Do this — Pick out all lines in the listing holding the string "Rate" and copy them.

--- start Exercise inputs ---

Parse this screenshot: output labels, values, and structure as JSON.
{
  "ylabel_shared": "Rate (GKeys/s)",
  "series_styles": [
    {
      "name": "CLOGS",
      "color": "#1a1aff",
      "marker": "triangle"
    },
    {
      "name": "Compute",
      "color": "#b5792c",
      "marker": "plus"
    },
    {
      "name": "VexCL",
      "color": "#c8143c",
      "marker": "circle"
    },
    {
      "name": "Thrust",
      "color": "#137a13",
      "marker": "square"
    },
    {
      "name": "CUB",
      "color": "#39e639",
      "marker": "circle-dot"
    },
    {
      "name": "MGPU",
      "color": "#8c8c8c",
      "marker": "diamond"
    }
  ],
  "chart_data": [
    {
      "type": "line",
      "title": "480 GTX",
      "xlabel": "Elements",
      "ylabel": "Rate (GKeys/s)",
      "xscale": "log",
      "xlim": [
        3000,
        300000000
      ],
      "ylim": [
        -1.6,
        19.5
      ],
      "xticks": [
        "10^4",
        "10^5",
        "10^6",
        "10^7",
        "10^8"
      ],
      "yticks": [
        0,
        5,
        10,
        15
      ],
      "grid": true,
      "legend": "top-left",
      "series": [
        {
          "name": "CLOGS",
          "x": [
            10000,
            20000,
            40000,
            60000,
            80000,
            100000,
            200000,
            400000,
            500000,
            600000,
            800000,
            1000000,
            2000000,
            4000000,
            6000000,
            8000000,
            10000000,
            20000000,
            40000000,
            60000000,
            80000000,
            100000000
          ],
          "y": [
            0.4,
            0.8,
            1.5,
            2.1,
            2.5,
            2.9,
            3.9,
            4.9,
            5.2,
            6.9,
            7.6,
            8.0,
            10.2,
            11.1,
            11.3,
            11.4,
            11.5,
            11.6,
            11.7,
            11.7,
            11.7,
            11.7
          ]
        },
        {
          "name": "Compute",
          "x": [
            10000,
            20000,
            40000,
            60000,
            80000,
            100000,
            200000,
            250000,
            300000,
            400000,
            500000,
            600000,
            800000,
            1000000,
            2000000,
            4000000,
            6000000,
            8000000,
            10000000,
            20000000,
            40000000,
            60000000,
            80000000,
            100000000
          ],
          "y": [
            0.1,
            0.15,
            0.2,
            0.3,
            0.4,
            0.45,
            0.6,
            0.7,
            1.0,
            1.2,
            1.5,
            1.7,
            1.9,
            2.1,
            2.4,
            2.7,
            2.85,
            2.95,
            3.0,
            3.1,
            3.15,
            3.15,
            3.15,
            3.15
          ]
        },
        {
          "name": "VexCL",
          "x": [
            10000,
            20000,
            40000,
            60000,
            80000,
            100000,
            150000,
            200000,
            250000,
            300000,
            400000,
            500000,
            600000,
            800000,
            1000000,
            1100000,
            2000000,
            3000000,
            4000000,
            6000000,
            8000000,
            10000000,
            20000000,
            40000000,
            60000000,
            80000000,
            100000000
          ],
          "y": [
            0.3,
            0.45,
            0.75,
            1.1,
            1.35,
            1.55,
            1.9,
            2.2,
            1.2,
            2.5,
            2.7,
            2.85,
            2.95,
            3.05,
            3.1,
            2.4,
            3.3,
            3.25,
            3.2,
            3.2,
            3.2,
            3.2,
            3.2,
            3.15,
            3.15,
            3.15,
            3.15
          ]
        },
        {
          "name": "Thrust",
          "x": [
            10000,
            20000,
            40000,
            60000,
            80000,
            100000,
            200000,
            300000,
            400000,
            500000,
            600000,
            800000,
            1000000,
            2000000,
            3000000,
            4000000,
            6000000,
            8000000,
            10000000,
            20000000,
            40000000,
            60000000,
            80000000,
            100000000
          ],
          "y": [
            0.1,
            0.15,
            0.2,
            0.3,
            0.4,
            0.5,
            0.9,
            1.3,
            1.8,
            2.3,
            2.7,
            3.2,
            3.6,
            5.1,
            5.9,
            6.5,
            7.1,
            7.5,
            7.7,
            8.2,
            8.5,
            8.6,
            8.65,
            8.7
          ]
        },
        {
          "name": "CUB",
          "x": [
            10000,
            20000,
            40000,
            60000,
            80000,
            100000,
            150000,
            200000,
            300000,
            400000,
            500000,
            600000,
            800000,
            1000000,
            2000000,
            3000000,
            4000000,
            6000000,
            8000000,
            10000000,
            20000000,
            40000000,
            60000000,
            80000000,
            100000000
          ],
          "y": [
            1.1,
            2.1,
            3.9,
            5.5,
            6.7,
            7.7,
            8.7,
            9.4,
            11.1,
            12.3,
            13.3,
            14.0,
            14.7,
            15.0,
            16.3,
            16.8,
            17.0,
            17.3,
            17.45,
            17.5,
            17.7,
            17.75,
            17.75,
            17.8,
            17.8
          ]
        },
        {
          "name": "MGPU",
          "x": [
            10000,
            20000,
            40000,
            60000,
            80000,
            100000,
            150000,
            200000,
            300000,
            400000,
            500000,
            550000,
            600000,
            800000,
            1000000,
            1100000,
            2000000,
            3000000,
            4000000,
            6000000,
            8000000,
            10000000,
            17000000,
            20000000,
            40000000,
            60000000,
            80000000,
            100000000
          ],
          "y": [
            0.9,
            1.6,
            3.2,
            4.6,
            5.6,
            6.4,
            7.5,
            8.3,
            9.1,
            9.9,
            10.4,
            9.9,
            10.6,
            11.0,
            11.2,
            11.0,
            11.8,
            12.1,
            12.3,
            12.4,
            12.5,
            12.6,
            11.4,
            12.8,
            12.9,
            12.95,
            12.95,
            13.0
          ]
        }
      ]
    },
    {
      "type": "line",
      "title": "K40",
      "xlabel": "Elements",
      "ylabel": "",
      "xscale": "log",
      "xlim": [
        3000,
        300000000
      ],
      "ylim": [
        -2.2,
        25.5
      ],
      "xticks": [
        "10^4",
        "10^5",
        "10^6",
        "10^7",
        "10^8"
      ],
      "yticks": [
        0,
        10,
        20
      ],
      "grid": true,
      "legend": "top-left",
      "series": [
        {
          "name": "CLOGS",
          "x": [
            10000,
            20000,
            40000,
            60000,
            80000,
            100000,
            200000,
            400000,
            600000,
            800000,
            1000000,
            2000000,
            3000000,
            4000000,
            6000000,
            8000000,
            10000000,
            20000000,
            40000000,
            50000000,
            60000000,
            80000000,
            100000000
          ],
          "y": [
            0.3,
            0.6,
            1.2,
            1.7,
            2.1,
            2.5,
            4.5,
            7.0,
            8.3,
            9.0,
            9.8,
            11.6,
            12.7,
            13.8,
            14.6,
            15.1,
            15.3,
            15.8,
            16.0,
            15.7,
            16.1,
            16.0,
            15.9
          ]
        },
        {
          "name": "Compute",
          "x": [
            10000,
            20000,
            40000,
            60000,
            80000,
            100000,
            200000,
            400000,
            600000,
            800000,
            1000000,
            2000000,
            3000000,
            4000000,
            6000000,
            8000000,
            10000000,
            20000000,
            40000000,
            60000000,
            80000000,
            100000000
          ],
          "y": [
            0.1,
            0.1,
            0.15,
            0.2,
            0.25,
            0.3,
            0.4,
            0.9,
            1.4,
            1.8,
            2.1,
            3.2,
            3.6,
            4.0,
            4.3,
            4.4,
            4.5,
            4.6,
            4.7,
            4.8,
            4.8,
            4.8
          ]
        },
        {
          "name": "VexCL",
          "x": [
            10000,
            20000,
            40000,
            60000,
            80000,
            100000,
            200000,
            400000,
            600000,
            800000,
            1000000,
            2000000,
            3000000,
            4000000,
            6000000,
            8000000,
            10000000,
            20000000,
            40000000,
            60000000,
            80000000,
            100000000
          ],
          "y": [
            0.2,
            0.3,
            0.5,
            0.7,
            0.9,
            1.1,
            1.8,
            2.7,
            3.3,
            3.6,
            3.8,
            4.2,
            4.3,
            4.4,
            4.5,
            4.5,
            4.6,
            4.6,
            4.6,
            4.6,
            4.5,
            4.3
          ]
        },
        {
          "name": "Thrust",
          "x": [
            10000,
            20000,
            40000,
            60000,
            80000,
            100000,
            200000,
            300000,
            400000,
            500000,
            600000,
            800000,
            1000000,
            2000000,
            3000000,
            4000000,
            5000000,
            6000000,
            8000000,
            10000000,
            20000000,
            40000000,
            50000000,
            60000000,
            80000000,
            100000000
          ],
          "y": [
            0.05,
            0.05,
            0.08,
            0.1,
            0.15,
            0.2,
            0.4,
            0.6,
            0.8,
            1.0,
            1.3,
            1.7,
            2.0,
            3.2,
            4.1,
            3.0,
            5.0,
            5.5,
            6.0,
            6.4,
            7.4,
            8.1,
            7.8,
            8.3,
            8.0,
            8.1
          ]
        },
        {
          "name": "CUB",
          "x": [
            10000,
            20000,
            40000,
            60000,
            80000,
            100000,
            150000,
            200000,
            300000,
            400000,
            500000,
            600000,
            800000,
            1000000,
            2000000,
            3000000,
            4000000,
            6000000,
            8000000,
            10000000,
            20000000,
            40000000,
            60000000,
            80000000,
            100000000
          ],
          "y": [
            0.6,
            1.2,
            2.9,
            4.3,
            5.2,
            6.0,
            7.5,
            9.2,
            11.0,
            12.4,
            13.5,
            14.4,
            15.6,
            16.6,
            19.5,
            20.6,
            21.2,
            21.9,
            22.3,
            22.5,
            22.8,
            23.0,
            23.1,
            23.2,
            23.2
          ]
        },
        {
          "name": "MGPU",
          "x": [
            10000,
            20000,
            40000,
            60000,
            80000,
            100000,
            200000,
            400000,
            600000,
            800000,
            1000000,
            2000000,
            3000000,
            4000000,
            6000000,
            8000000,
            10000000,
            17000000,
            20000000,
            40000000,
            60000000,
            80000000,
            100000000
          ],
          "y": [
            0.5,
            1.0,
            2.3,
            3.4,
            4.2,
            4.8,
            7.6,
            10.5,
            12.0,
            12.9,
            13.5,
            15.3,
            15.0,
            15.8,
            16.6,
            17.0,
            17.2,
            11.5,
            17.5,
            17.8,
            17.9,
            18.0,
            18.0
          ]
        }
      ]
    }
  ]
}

--- end Exercise inputs ---

Response to the task —
  "ylabel_shared": "Rate (GKeys/s)",
      "ylabel": "Rate (GKeys/s)",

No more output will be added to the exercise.